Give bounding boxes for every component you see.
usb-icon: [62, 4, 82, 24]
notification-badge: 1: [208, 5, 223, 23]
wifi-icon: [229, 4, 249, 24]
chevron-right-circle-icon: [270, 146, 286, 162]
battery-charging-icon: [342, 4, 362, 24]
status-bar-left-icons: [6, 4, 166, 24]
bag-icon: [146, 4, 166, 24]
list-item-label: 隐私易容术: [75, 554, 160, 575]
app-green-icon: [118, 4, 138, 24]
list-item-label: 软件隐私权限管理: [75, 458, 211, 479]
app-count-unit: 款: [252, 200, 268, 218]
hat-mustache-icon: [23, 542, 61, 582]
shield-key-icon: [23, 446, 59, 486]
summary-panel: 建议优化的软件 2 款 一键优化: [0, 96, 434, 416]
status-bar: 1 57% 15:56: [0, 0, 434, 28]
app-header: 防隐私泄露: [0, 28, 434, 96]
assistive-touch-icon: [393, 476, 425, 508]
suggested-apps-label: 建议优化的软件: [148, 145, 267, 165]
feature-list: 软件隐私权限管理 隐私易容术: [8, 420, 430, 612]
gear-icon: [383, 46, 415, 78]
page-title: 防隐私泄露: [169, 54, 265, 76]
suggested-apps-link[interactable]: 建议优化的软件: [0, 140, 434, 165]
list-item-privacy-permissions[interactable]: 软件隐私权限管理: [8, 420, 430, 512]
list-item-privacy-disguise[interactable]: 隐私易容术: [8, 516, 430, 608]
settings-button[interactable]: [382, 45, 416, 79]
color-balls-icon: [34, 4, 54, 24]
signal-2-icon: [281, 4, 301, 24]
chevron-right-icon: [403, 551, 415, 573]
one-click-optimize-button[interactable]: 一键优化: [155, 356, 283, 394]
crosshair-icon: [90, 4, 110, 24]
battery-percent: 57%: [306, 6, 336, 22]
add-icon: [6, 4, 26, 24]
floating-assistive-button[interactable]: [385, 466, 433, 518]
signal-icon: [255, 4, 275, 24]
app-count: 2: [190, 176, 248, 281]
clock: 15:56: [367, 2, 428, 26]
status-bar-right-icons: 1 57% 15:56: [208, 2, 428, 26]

----------

__Task to carry out__
Write out every line of the records again, putting "clickable" in place of "interactable" and leaving everything else exactly the same.

__Solution__
Give bounding boxes for every component you see.
usb-icon: [62, 4, 82, 24]
notification-badge: 1: [208, 5, 223, 23]
wifi-icon: [229, 4, 249, 24]
chevron-right-circle-icon: [270, 146, 286, 162]
battery-charging-icon: [342, 4, 362, 24]
status-bar-left-icons: [6, 4, 166, 24]
bag-icon: [146, 4, 166, 24]
list-item-label: 隐私易容术: [75, 554, 160, 575]
app-green-icon: [118, 4, 138, 24]
list-item-label: 软件隐私权限管理: [75, 458, 211, 479]
app-count-unit: 款: [252, 200, 268, 218]
hat-mustache-icon: [23, 542, 61, 582]
shield-key-icon: [23, 446, 59, 486]
summary-panel: 建议优化的软件 2 款 一键优化: [0, 96, 434, 416]
status-bar: 1 57% 15:56: [0, 0, 434, 28]
app-header: 防隐私泄露: [0, 28, 434, 96]
assistive-touch-icon: [393, 476, 425, 508]
suggested-apps-label: 建议优化的软件: [148, 145, 267, 165]
feature-list: 软件隐私权限管理 隐私易容术: [8, 420, 430, 612]
gear-icon: [383, 46, 415, 78]
page-title: 防隐私泄露: [169, 54, 265, 76]
suggested-apps-link[clickable]: 建议优化的软件: [0, 140, 434, 165]
list-item-privacy-permissions[clickable]: 软件隐私权限管理: [8, 420, 430, 512]
list-item-privacy-disguise[clickable]: 隐私易容术: [8, 516, 430, 608]
settings-button[clickable]: [382, 45, 416, 79]
color-balls-icon: [34, 4, 54, 24]
signal-2-icon: [281, 4, 301, 24]
chevron-right-icon: [403, 551, 415, 573]
one-click-optimize-button[clickable]: 一键优化: [155, 356, 283, 394]
crosshair-icon: [90, 4, 110, 24]
battery-percent: 57%: [306, 6, 336, 22]
add-icon: [6, 4, 26, 24]
floating-assistive-button[clickable]: [385, 466, 433, 518]
signal-icon: [255, 4, 275, 24]
app-count: 2: [190, 176, 248, 281]
clock: 15:56: [367, 2, 428, 26]
status-bar-right-icons: 1 57% 15:56: [208, 2, 428, 26]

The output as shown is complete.